▸ **PROBLEM TO WORK ON**
Reproduce the listing below in full and without alteration, apart from its pictures.

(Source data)

____________

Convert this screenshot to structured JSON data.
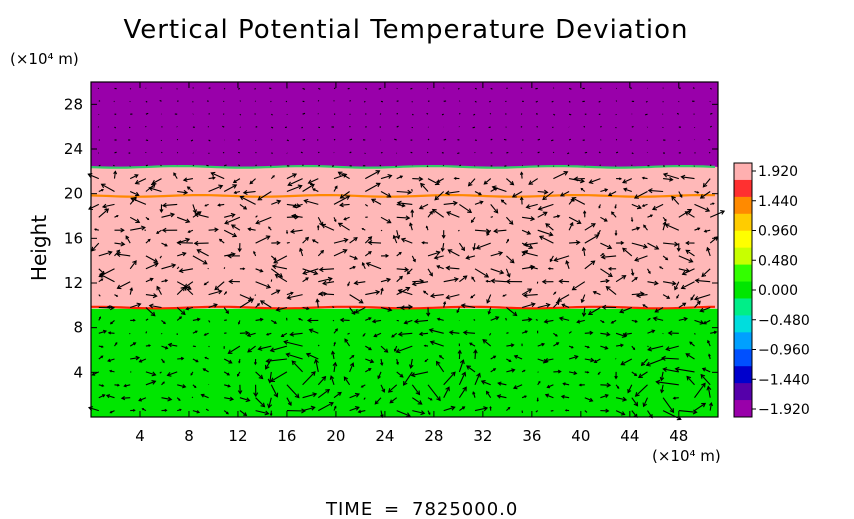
{
  "chart_data": {
    "type": "heatmap",
    "title": "Vertical Potential Temperature Deviation",
    "ylabel": "Height",
    "xlabel": "",
    "y_units": "(×10⁴ m)",
    "x_units": "(×10⁴ m)",
    "xlim": [
      0,
      51.2
    ],
    "ylim": [
      0,
      30
    ],
    "x_ticks": [
      "4",
      "8",
      "12",
      "16",
      "20",
      "24",
      "28",
      "32",
      "36",
      "40",
      "44",
      "48"
    ],
    "y_ticks": [
      "4",
      "8",
      "12",
      "16",
      "20",
      "24",
      "28"
    ],
    "layers": [
      {
        "y_from": 0,
        "y_to": 9.7,
        "value": 0.0,
        "color": "#00e600"
      },
      {
        "y_from": 9.7,
        "y_to": 22.4,
        "value": 1.92,
        "color": "#ffb8b8"
      },
      {
        "y_from": 22.4,
        "y_to": 30,
        "value": -1.92,
        "color": "#9900aa"
      }
    ],
    "interfaces": [
      {
        "y": 9.8,
        "color": "#ff2000"
      },
      {
        "y": 19.8,
        "color": "#ff8800"
      },
      {
        "y": 22.4,
        "color": "#33cc66"
      }
    ],
    "colorbar": {
      "labels": [
        "1.920",
        "1.440",
        "0.960",
        "0.480",
        "0.000",
        "−0.480",
        "−0.960",
        "−1.440",
        "−1.920"
      ],
      "colors": [
        "#ffb0b0",
        "#ff3030",
        "#ff8a00",
        "#ffcc00",
        "#ffff00",
        "#c8ff00",
        "#33ff00",
        "#00e600",
        "#00ee88",
        "#00dddd",
        "#00a0ff",
        "#0050ff",
        "#0000cc",
        "#5500aa",
        "#9900aa"
      ]
    },
    "wind_vectors": true
  },
  "footer": {
    "time_label": "TIME",
    "time_sep": "=",
    "time_value": "7825000.0"
  }
}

____________

▸ **RESPONSE TO THE TASK**
Convert this screenshot to structured JSON data.
{
  "chart_data": {
    "type": "heatmap",
    "title": "Vertical Potential Temperature Deviation",
    "ylabel": "Height",
    "xlabel": "",
    "y_units": "(×10⁴ m)",
    "x_units": "(×10⁴ m)",
    "xlim": [
      0,
      51.2
    ],
    "ylim": [
      0,
      30
    ],
    "x_ticks": [
      "4",
      "8",
      "12",
      "16",
      "20",
      "24",
      "28",
      "32",
      "36",
      "40",
      "44",
      "48"
    ],
    "y_ticks": [
      "4",
      "8",
      "12",
      "16",
      "20",
      "24",
      "28"
    ],
    "layers": [
      {
        "y_from": 0,
        "y_to": 9.7,
        "value": 0.0,
        "color": "#00e600"
      },
      {
        "y_from": 9.7,
        "y_to": 22.4,
        "value": 1.92,
        "color": "#ffb8b8"
      },
      {
        "y_from": 22.4,
        "y_to": 30,
        "value": -1.92,
        "color": "#9900aa"
      }
    ],
    "interfaces": [
      {
        "y": 9.8,
        "color": "#ff2000"
      },
      {
        "y": 19.8,
        "color": "#ff8800"
      },
      {
        "y": 22.4,
        "color": "#33cc66"
      }
    ],
    "colorbar": {
      "labels": [
        "1.920",
        "1.440",
        "0.960",
        "0.480",
        "0.000",
        "−0.480",
        "−0.960",
        "−1.440",
        "−1.920"
      ],
      "colors": [
        "#ffb0b0",
        "#ff3030",
        "#ff8a00",
        "#ffcc00",
        "#ffff00",
        "#c8ff00",
        "#33ff00",
        "#00e600",
        "#00ee88",
        "#00dddd",
        "#00a0ff",
        "#0050ff",
        "#0000cc",
        "#5500aa",
        "#9900aa"
      ]
    },
    "wind_vectors": true
  },
  "footer": {
    "time_label": "TIME",
    "time_sep": "=",
    "time_value": "7825000.0"
  }
}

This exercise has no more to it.